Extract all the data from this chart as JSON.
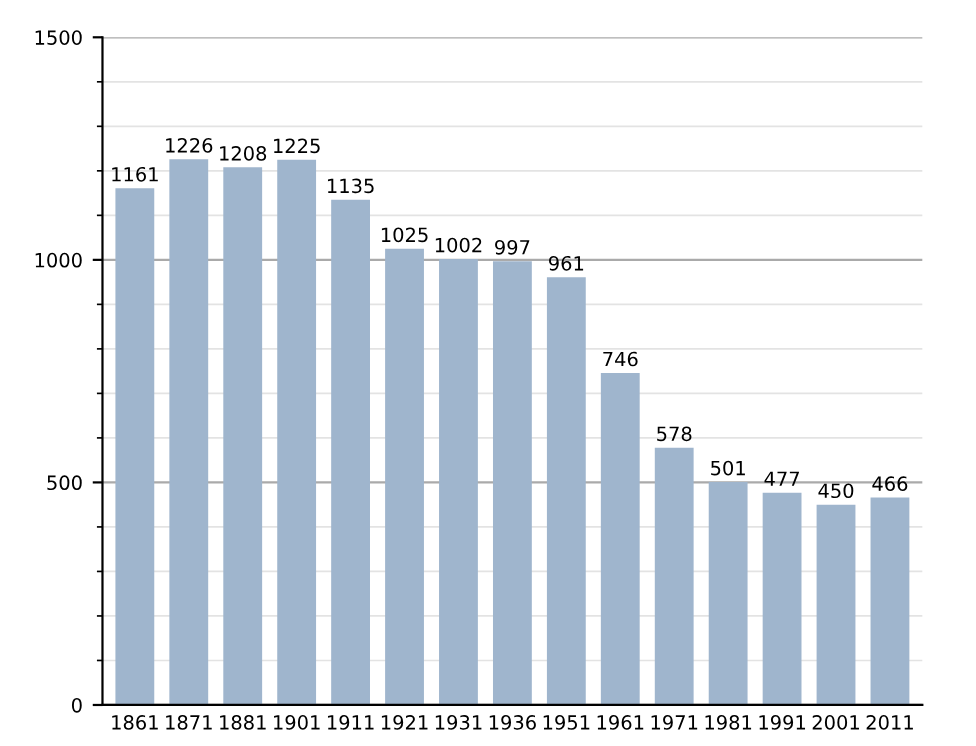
{
  "chart_data": {
    "type": "bar",
    "categories": [
      "1861",
      "1871",
      "1881",
      "1901",
      "1911",
      "1921",
      "1931",
      "1936",
      "1951",
      "1961",
      "1971",
      "1981",
      "1991",
      "2001",
      "2011"
    ],
    "values": [
      1161,
      1226,
      1208,
      1225,
      1135,
      1025,
      1002,
      997,
      961,
      746,
      578,
      501,
      477,
      450,
      466
    ],
    "color": "#9fb5cd",
    "ylim": [
      0,
      1500
    ],
    "yticks": [
      0,
      500,
      1000,
      1500
    ],
    "grid": "y",
    "data_labels": true
  }
}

→ YOUR OBJECTIVE:
Repeat the material above verbatim, with no pictures in the output.

→ ANSWER TO THIS TASK:
Extract all the data from this chart as JSON.
{
  "chart_data": {
    "type": "bar",
    "categories": [
      "1861",
      "1871",
      "1881",
      "1901",
      "1911",
      "1921",
      "1931",
      "1936",
      "1951",
      "1961",
      "1971",
      "1981",
      "1991",
      "2001",
      "2011"
    ],
    "values": [
      1161,
      1226,
      1208,
      1225,
      1135,
      1025,
      1002,
      997,
      961,
      746,
      578,
      501,
      477,
      450,
      466
    ],
    "color": "#9fb5cd",
    "ylim": [
      0,
      1500
    ],
    "yticks": [
      0,
      500,
      1000,
      1500
    ],
    "grid": "y",
    "data_labels": true
  }
}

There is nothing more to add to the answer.